DO THIS
Wherever the word "page" appears in a line, extract that line.

Data records
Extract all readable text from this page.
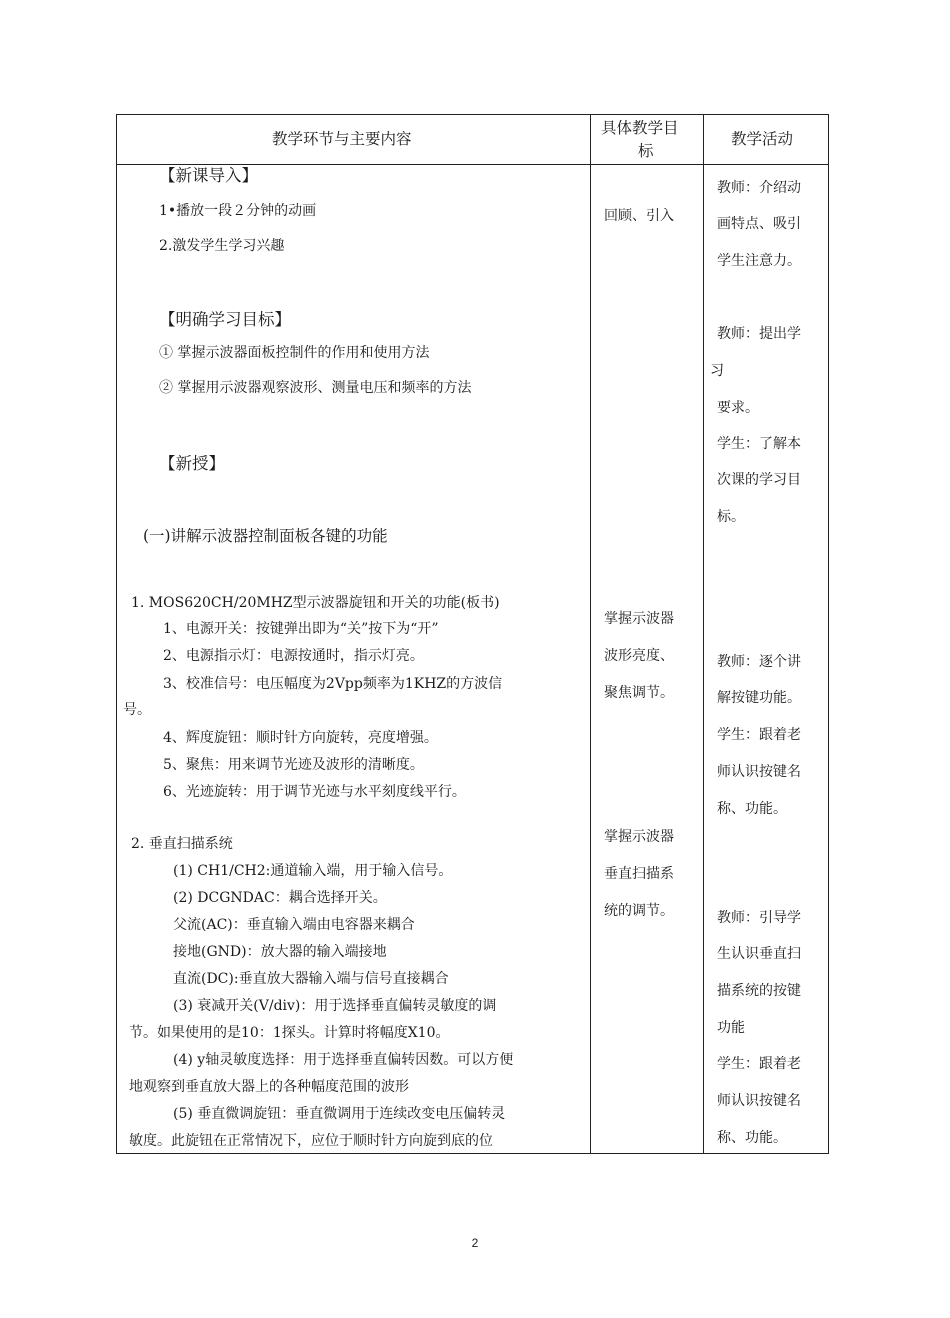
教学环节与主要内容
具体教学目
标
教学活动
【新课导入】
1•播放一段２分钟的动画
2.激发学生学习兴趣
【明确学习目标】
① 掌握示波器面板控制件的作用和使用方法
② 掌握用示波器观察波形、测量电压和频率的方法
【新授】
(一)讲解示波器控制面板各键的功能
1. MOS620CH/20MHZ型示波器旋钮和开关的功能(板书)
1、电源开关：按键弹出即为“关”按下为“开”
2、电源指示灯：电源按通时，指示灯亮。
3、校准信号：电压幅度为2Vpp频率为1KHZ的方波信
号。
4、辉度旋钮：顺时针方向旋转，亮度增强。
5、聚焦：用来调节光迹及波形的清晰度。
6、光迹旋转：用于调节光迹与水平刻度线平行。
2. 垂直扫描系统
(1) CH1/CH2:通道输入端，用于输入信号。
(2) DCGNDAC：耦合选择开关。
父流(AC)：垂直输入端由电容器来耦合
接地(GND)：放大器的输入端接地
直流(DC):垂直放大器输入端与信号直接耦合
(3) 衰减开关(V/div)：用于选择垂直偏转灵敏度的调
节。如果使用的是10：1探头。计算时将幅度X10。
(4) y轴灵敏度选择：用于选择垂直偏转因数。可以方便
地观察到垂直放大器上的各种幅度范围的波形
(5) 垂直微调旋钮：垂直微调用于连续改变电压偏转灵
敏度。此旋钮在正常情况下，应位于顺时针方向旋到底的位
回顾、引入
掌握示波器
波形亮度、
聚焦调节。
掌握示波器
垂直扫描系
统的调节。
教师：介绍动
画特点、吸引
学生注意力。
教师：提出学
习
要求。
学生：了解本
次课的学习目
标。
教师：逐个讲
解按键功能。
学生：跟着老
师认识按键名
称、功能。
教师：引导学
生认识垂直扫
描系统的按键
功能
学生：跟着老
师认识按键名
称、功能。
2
* * *
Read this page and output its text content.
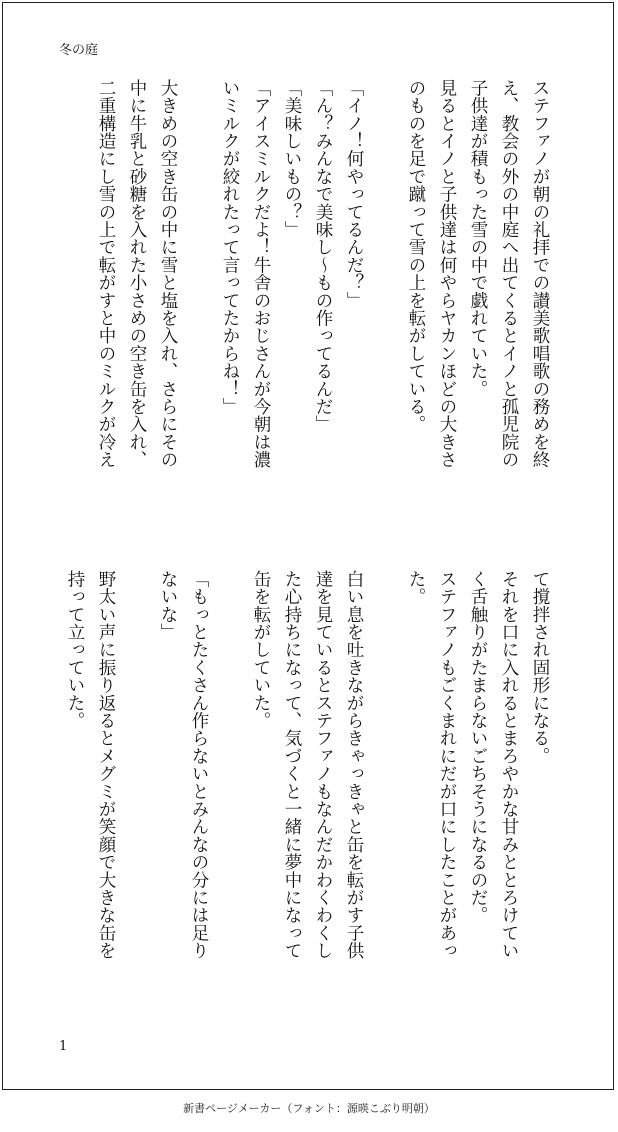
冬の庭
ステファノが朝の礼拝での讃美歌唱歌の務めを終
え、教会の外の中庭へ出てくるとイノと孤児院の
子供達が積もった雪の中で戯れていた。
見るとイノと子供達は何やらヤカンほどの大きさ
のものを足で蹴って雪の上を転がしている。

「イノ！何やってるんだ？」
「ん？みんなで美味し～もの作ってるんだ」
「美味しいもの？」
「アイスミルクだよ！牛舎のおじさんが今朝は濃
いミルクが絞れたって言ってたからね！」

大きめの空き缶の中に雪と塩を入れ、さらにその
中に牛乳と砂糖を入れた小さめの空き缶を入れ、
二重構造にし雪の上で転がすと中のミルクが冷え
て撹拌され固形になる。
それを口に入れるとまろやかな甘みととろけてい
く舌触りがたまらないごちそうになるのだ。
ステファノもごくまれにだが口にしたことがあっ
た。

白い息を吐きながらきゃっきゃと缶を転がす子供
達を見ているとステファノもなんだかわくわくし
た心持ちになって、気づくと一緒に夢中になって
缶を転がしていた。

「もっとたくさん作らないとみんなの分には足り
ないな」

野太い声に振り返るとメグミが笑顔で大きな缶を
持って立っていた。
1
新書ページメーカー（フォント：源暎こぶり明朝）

WRITTEN REPLY
Extract all readable text from this page.
Read this page and output its text content.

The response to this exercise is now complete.